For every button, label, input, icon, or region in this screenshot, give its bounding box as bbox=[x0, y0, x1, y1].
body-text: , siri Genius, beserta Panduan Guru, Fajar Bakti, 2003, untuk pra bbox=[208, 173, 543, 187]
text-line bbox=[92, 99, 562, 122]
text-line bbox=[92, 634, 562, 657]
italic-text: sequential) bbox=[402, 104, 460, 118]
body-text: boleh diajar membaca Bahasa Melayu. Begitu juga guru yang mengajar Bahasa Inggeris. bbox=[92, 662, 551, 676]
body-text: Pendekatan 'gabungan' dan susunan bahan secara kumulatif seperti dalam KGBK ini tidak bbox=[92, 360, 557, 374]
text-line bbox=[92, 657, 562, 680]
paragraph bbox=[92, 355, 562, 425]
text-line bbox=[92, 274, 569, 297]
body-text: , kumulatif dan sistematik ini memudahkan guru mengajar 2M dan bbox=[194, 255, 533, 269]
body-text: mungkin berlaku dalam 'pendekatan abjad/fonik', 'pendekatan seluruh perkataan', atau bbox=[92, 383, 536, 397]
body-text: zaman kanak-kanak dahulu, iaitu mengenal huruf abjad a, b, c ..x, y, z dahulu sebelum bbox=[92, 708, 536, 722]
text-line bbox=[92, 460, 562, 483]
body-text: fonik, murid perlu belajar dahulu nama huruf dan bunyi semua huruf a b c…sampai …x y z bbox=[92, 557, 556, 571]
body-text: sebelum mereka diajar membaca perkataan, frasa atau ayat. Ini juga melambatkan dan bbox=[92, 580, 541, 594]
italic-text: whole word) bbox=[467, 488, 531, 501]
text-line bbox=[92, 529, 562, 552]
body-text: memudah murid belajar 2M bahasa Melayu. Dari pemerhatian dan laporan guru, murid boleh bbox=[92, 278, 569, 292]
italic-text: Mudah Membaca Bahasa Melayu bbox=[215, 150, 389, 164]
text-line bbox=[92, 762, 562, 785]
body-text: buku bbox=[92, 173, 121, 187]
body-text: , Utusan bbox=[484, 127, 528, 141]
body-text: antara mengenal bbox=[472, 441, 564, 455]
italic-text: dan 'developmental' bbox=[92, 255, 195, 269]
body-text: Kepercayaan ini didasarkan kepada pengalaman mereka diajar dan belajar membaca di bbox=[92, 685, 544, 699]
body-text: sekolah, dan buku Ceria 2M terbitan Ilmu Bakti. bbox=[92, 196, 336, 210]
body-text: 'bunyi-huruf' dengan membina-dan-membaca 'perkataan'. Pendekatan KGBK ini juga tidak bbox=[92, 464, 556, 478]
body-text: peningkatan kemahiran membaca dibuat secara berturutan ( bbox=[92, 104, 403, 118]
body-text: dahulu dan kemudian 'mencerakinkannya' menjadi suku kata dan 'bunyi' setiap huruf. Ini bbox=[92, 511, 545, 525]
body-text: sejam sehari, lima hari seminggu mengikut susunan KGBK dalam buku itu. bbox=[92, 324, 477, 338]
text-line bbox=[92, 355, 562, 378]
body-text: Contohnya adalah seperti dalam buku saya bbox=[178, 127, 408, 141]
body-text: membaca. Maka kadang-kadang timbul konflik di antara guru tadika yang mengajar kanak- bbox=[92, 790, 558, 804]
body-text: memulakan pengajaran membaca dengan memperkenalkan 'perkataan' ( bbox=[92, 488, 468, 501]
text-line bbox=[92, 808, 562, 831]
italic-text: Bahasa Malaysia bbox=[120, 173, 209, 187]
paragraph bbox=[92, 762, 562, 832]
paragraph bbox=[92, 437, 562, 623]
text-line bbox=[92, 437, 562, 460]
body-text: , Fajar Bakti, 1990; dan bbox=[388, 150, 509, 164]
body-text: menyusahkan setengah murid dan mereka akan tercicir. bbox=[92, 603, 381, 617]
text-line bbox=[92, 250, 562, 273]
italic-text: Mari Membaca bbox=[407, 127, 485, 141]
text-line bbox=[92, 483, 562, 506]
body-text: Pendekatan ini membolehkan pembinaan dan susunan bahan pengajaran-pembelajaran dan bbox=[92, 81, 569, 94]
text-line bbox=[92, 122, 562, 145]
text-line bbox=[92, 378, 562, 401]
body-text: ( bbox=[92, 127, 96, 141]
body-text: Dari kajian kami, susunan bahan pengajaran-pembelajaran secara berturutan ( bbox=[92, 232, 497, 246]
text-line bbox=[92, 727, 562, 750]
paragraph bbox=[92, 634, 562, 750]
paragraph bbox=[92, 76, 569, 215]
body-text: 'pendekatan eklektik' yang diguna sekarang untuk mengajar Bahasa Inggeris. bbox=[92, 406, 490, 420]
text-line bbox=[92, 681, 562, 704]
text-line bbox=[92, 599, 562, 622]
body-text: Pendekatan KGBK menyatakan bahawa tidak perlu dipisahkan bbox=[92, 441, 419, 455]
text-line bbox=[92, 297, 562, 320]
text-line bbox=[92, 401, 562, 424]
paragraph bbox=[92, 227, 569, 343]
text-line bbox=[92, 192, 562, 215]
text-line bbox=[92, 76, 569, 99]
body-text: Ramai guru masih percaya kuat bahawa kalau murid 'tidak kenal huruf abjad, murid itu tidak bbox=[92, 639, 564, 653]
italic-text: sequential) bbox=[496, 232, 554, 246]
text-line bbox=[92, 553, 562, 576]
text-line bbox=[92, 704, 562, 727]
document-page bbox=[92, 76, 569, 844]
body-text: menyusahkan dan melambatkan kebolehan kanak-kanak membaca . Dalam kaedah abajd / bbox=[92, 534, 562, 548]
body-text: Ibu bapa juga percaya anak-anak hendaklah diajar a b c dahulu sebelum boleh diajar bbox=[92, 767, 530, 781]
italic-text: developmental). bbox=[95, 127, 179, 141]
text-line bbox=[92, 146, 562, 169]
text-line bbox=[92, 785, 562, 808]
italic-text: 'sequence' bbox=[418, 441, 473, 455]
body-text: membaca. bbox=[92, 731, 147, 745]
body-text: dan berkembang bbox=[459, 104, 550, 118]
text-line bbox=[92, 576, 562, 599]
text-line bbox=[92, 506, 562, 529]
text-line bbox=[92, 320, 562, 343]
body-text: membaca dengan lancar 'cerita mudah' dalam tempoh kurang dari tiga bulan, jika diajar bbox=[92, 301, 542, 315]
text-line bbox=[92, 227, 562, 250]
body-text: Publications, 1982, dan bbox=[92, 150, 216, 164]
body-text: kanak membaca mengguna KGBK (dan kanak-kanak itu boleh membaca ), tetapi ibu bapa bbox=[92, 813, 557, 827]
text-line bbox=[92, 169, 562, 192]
----------
Starting at the top of the records and stopping after the line that contains "body-text: boleh diajar", write those lines out again with "text-line" replaced by "line-box" and nothing else altered.

### Full output:
For every button, label, input, icon, or region in this screenshot, give its bounding box as bbox=[x0, y0, x1, y1].
body-text: , siri Genius, beserta Panduan Guru, Fajar Bakti, 2003, untuk pra bbox=[208, 173, 543, 187]
line-box bbox=[92, 99, 562, 122]
line-box bbox=[92, 634, 562, 657]
italic-text: sequential) bbox=[402, 104, 460, 118]
body-text: boleh diajar membaca Bahasa Melayu. Begitu juga guru yang mengajar Bahasa Inggeris. bbox=[92, 662, 551, 676]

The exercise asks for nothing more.